* **Written problem**
Turn the lines from the start of the records up to and including the line with "item-subtitle: 00%.M (122, 454, 188, 477)" into a numbered list, with blank lines omitted.
++++ Materials provided ++++
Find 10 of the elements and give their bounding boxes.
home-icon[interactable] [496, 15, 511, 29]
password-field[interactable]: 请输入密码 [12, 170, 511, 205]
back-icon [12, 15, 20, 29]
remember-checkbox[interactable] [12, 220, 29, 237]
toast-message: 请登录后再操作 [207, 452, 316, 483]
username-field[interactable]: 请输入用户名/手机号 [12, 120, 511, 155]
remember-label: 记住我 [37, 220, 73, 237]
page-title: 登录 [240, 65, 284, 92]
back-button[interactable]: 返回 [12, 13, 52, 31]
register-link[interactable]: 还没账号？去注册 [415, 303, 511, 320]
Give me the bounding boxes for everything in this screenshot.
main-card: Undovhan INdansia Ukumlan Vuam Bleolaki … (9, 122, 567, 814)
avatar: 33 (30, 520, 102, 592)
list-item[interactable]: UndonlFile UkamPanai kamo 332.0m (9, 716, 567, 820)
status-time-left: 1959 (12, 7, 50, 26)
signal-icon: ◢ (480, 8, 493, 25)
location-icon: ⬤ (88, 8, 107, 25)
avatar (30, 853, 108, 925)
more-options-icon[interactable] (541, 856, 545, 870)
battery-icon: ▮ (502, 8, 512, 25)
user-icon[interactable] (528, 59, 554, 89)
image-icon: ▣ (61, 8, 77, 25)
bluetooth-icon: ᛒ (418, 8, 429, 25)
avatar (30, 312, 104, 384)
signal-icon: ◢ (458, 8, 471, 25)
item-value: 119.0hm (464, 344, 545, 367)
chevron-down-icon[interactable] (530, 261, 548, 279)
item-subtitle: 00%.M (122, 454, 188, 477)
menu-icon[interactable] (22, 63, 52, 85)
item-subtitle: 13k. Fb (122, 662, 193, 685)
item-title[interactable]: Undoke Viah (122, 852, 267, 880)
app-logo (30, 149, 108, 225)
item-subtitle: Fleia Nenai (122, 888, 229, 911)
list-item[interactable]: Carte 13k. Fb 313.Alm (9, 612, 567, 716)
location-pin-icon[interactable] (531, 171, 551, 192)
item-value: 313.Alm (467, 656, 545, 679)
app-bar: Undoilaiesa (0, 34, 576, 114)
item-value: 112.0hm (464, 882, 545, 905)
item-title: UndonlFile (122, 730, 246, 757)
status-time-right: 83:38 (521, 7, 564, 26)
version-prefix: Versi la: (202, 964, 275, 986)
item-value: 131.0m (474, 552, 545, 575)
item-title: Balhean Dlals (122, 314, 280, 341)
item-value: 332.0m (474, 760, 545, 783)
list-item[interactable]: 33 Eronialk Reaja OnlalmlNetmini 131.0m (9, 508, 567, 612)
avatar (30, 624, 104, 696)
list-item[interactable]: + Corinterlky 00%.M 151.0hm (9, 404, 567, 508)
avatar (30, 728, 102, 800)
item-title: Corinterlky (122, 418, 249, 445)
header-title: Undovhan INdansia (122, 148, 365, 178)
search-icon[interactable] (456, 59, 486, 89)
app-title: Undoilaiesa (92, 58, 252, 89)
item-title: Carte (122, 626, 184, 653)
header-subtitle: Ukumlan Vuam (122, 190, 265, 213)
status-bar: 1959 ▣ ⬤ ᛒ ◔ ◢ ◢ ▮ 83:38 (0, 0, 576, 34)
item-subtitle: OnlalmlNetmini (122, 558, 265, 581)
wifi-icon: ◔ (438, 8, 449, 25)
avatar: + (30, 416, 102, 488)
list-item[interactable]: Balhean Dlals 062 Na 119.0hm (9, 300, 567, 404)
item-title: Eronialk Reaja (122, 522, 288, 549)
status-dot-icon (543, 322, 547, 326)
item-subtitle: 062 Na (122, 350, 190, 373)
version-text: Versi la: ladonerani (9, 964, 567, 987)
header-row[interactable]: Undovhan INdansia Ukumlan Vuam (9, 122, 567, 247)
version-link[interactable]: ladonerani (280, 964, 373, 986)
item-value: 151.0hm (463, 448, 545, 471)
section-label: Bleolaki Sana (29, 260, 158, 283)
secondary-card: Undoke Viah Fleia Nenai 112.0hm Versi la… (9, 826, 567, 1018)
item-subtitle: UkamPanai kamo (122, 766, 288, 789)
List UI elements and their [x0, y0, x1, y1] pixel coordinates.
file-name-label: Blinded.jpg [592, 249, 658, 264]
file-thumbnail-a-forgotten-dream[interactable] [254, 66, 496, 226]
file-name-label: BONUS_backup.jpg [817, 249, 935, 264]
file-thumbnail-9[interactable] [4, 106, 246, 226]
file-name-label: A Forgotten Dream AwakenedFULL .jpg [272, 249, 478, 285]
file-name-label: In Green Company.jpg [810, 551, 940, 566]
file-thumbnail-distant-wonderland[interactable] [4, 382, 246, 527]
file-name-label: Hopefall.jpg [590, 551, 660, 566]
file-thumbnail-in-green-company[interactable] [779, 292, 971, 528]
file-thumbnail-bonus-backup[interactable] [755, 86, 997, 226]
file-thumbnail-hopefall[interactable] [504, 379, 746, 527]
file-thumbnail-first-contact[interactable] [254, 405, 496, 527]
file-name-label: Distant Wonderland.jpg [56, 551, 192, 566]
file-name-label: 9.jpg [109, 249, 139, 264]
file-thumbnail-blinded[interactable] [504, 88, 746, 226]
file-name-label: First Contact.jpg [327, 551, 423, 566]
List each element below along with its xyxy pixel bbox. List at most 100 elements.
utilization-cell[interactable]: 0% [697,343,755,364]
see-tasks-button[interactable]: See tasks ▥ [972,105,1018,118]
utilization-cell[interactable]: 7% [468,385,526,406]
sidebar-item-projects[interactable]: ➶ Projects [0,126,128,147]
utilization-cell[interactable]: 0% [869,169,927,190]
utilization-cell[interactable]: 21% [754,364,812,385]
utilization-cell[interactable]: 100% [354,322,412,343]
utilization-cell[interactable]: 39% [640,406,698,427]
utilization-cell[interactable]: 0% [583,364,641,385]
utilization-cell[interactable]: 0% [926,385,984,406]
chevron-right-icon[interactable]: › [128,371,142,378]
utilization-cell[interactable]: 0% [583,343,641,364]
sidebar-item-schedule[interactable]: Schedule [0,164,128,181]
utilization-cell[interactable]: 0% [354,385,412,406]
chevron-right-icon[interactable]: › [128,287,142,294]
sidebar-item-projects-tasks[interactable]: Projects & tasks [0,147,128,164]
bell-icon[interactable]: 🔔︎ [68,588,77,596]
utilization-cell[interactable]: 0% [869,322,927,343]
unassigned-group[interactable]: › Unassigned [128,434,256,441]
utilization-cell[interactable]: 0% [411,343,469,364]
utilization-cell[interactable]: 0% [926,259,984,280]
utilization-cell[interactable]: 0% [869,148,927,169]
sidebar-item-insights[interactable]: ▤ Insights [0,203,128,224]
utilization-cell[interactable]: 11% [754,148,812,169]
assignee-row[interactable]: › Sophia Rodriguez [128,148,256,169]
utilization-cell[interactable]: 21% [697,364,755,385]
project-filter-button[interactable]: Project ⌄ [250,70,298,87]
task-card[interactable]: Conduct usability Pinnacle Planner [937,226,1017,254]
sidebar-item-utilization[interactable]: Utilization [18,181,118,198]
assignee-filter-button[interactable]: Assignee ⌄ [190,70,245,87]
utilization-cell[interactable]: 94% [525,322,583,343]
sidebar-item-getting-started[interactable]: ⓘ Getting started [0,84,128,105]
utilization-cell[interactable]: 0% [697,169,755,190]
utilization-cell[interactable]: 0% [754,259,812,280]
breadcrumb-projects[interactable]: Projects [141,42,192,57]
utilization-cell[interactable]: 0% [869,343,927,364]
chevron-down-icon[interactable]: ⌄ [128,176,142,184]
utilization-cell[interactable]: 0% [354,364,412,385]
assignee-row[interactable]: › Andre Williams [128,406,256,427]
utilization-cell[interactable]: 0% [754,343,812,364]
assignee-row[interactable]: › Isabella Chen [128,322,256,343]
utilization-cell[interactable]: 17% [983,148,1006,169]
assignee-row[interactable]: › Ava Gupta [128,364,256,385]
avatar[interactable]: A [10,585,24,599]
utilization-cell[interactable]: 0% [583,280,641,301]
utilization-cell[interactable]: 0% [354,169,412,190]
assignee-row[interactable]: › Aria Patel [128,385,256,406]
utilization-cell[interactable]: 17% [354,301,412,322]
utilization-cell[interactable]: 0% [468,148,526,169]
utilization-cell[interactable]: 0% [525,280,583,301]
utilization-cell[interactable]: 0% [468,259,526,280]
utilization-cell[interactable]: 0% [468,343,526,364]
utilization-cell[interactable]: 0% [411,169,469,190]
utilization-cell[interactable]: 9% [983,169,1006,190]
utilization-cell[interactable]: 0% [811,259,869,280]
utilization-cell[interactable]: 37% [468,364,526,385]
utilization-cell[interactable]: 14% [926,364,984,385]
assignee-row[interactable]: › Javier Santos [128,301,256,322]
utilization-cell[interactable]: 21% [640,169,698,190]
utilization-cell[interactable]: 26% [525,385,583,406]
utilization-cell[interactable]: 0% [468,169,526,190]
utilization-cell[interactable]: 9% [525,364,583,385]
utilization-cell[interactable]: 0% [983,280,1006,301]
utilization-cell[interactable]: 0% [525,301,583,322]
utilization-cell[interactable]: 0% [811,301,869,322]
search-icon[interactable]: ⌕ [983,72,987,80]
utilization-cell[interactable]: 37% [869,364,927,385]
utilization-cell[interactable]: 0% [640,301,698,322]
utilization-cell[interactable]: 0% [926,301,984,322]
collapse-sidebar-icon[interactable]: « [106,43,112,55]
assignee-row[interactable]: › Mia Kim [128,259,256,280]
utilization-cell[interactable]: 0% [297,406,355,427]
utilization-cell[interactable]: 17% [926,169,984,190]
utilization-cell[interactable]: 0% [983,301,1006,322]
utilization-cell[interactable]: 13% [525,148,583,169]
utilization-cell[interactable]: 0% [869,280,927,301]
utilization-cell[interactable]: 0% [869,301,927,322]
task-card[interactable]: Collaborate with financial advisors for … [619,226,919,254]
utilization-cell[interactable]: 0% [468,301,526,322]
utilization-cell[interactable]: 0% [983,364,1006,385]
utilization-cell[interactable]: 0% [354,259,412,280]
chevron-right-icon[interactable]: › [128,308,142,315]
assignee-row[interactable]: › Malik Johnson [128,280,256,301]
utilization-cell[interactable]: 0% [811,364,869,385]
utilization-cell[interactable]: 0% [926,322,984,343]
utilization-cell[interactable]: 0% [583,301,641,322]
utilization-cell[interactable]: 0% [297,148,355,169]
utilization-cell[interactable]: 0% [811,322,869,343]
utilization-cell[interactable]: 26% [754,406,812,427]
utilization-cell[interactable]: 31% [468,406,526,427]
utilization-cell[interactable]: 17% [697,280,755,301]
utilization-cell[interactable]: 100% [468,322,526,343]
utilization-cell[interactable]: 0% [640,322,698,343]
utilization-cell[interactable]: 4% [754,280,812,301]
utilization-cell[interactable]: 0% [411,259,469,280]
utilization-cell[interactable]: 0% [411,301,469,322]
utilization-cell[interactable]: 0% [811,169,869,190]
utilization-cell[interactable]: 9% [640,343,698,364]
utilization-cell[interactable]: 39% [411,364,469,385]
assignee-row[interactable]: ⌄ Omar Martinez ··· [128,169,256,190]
++++
* **Exercise response**
1. Find 10 of the elements and give their bounding boxes.
2. home-icon[interactable] [496, 15, 511, 29]
3. password-field[interactable]: 请输入密码 [12, 170, 511, 205]
4. back-icon [12, 15, 20, 29]
5. remember-checkbox[interactable] [12, 220, 29, 237]
6. toast-message: 请登录后再操作 [207, 452, 316, 483]
7. username-field[interactable]: 请输入用户名/手机号 [12, 120, 511, 155]
8. remember-label: 记住我 [37, 220, 73, 237]
9. page-title: 登录 [240, 65, 284, 92]
10. back-button[interactable]: 返回 [12, 13, 52, 31]
11. register-link[interactable]: 还没账号？去注册 [415, 303, 511, 320]
12. Give me the bounding boxes for everything in this screenshot.
13. main-card: Undovhan INdansia Ukumlan Vuam Bleolaki … (9, 122, 567, 814)
14. avatar: 33 (30, 520, 102, 592)
15. list-item[interactable]: UndonlFile UkamPanai kamo 332.0m (9, 716, 567, 820)
16. status-time-left: 1959 (12, 7, 50, 26)
17. signal-icon: ◢ (480, 8, 493, 25)
18. location-icon: ⬤ (88, 8, 107, 25)
19. avatar (30, 853, 108, 925)
20. more-options-icon[interactable] (541, 856, 545, 870)
21. battery-icon: ▮ (502, 8, 512, 25)
22. user-icon[interactable] (528, 59, 554, 89)
23. image-icon: ▣ (61, 8, 77, 25)
24. bluetooth-icon: ᛒ (418, 8, 429, 25)
25. avatar (30, 312, 104, 384)
26. signal-icon: ◢ (458, 8, 471, 25)
27. item-value: 119.0hm (464, 344, 545, 367)
28. chevron-down-icon[interactable] (530, 261, 548, 279)
29. item-subtitle: 00%.M (122, 454, 188, 477)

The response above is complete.